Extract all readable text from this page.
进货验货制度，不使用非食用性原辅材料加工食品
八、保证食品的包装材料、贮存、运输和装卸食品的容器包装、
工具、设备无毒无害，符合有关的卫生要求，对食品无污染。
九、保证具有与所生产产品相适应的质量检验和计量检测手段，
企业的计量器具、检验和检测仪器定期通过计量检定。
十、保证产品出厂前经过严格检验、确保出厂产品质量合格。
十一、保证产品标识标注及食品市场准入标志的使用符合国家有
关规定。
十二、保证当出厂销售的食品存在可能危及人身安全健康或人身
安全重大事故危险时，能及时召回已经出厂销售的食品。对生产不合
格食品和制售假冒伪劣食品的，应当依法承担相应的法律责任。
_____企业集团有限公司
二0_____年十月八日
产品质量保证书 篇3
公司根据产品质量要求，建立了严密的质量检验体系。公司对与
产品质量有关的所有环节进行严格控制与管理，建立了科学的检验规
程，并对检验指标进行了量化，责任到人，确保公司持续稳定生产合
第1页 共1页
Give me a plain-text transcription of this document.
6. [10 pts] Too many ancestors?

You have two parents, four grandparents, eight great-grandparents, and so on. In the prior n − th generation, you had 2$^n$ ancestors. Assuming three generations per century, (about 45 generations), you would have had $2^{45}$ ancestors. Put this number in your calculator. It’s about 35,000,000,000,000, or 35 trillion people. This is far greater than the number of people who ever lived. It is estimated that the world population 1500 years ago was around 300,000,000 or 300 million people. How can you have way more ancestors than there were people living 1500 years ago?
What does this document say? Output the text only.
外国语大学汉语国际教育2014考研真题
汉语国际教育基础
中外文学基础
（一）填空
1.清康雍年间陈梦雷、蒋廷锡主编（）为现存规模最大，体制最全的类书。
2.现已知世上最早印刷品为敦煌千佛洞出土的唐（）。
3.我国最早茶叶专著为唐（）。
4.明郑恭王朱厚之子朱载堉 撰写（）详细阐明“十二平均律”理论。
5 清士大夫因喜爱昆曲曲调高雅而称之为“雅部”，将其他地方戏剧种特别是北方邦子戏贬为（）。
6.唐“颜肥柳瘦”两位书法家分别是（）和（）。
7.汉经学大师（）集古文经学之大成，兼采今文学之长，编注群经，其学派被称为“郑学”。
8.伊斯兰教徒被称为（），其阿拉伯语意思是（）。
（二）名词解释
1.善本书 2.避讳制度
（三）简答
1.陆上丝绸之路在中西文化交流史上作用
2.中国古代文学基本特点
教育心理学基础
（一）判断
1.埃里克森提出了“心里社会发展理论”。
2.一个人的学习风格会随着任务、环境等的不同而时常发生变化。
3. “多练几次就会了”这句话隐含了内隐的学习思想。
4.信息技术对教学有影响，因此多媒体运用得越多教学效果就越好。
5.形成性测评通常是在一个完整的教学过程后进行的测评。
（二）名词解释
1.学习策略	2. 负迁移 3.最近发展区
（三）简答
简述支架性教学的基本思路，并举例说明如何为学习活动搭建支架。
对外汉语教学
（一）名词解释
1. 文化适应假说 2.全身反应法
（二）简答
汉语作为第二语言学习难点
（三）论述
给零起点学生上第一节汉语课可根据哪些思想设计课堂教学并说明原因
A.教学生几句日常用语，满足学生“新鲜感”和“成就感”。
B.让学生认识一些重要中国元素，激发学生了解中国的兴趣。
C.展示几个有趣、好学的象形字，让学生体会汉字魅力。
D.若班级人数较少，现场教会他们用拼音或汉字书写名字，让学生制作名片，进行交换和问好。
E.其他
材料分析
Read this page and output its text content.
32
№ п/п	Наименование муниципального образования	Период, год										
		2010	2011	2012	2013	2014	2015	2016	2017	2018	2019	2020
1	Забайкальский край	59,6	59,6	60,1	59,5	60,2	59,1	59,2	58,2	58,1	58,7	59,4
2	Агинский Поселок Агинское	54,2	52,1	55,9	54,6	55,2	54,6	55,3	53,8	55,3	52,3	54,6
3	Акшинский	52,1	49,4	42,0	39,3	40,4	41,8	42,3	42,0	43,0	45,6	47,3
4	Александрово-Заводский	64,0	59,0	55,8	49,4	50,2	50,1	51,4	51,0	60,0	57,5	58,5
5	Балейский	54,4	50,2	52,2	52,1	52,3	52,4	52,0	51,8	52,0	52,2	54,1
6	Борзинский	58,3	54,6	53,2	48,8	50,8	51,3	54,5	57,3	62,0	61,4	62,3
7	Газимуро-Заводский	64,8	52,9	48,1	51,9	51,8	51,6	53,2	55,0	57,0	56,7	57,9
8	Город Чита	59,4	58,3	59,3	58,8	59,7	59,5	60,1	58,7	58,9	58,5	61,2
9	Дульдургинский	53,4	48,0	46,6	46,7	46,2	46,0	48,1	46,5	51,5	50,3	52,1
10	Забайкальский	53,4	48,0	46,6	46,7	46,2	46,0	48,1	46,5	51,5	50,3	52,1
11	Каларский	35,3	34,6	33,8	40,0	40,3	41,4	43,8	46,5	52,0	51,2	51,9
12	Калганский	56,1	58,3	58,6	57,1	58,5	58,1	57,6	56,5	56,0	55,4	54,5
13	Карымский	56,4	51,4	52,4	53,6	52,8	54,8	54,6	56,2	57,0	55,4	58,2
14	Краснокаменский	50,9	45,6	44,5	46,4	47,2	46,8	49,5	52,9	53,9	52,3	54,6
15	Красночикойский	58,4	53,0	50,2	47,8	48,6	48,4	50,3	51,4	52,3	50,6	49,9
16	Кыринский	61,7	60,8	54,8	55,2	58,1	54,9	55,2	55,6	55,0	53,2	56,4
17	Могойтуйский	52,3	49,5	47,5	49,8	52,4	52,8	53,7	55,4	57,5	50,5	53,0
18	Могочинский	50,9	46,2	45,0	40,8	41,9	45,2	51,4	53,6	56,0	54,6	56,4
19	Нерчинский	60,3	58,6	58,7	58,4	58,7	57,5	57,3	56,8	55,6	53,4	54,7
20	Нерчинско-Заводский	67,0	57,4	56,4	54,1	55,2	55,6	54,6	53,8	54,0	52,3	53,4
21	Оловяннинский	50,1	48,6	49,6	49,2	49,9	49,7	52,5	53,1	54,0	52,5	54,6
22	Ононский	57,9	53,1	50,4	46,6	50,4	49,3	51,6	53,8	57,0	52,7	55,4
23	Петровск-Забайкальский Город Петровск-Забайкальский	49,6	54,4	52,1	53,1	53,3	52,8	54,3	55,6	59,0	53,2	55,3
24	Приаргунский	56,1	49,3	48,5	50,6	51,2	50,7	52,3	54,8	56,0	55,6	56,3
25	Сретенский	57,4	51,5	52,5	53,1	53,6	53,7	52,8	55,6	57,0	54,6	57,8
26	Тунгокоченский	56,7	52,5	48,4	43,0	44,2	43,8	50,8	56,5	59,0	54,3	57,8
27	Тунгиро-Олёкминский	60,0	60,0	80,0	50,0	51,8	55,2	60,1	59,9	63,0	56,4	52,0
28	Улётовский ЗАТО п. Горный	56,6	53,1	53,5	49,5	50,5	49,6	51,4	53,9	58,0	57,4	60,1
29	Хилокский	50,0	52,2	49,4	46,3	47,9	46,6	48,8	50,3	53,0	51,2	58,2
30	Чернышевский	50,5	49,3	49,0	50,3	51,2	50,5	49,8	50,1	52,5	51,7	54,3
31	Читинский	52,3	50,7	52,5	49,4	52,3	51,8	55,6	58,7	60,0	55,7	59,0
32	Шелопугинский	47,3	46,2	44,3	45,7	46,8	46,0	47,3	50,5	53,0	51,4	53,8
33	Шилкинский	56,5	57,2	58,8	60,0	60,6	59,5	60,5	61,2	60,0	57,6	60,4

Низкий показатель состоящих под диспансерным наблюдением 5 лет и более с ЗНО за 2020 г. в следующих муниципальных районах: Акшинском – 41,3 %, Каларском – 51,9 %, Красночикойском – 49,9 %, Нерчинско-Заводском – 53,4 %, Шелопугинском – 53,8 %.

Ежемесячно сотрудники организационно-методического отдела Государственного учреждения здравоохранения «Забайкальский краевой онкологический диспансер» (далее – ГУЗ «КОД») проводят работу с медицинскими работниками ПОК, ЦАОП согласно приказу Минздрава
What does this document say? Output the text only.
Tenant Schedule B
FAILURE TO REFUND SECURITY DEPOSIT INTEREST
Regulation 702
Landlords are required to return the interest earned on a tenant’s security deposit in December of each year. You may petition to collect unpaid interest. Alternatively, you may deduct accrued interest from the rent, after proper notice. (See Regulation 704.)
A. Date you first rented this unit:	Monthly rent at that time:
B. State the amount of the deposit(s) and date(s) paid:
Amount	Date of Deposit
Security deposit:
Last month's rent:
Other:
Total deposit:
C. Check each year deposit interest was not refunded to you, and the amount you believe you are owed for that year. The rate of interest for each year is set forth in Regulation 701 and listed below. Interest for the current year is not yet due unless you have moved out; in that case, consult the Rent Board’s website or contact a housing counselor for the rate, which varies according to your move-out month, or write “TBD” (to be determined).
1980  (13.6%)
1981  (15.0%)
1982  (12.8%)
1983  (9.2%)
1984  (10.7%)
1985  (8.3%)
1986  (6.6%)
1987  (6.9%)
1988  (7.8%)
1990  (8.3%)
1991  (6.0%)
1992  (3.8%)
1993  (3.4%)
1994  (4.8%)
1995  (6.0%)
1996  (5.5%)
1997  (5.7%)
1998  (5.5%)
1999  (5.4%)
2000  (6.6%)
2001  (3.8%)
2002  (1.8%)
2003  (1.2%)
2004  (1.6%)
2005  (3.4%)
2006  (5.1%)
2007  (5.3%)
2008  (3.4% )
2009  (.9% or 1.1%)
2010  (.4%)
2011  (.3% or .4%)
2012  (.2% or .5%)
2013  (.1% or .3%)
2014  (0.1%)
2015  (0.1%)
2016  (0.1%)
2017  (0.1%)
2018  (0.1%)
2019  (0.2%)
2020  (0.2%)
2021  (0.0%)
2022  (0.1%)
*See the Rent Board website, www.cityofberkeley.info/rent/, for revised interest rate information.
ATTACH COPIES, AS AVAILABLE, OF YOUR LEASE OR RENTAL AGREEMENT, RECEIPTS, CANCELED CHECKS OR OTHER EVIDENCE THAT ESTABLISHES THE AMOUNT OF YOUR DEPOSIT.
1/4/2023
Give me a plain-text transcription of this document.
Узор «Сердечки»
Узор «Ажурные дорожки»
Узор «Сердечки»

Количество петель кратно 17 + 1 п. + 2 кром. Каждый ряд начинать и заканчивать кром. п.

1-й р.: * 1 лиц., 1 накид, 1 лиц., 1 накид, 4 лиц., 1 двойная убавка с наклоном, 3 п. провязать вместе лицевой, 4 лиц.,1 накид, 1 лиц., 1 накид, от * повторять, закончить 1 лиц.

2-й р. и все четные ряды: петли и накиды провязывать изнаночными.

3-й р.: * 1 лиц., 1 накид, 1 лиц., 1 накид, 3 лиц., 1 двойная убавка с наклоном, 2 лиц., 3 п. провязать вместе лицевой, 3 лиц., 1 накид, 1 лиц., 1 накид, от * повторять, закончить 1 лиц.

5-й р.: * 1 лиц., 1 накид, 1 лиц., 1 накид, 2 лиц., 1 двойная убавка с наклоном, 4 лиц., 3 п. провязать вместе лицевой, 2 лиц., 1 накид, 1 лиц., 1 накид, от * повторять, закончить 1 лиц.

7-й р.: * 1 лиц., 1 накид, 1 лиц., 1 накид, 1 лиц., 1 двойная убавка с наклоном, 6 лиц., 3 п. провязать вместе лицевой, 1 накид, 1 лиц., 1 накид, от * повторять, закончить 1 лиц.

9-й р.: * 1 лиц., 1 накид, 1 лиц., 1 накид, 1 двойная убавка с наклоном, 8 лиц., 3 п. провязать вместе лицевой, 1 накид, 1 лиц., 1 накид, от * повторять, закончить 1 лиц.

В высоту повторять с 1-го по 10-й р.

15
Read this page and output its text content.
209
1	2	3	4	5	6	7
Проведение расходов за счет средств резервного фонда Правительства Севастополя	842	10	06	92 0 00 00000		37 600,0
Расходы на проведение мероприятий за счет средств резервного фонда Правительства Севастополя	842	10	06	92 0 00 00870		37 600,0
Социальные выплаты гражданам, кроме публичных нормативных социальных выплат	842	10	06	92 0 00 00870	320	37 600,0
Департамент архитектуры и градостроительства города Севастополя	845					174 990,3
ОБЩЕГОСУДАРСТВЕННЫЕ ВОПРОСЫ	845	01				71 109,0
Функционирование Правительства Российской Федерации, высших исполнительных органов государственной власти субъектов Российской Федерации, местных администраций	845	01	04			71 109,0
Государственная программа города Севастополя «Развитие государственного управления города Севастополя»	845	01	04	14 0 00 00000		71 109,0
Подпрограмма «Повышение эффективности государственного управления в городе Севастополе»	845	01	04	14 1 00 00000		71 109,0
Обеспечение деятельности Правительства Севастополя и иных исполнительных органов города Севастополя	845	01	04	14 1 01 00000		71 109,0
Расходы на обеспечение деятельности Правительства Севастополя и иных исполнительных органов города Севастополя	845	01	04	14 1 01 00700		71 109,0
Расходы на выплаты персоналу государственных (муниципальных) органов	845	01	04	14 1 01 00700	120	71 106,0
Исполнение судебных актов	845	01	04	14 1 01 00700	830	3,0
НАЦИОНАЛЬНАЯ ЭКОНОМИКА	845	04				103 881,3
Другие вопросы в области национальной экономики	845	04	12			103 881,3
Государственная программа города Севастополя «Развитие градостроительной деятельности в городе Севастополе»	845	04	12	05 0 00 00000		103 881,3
------------
*Task prompt*
Above are entries; state the number of lines among them that contain "Заводский", and nothing else.

*Answer for this exercise*
3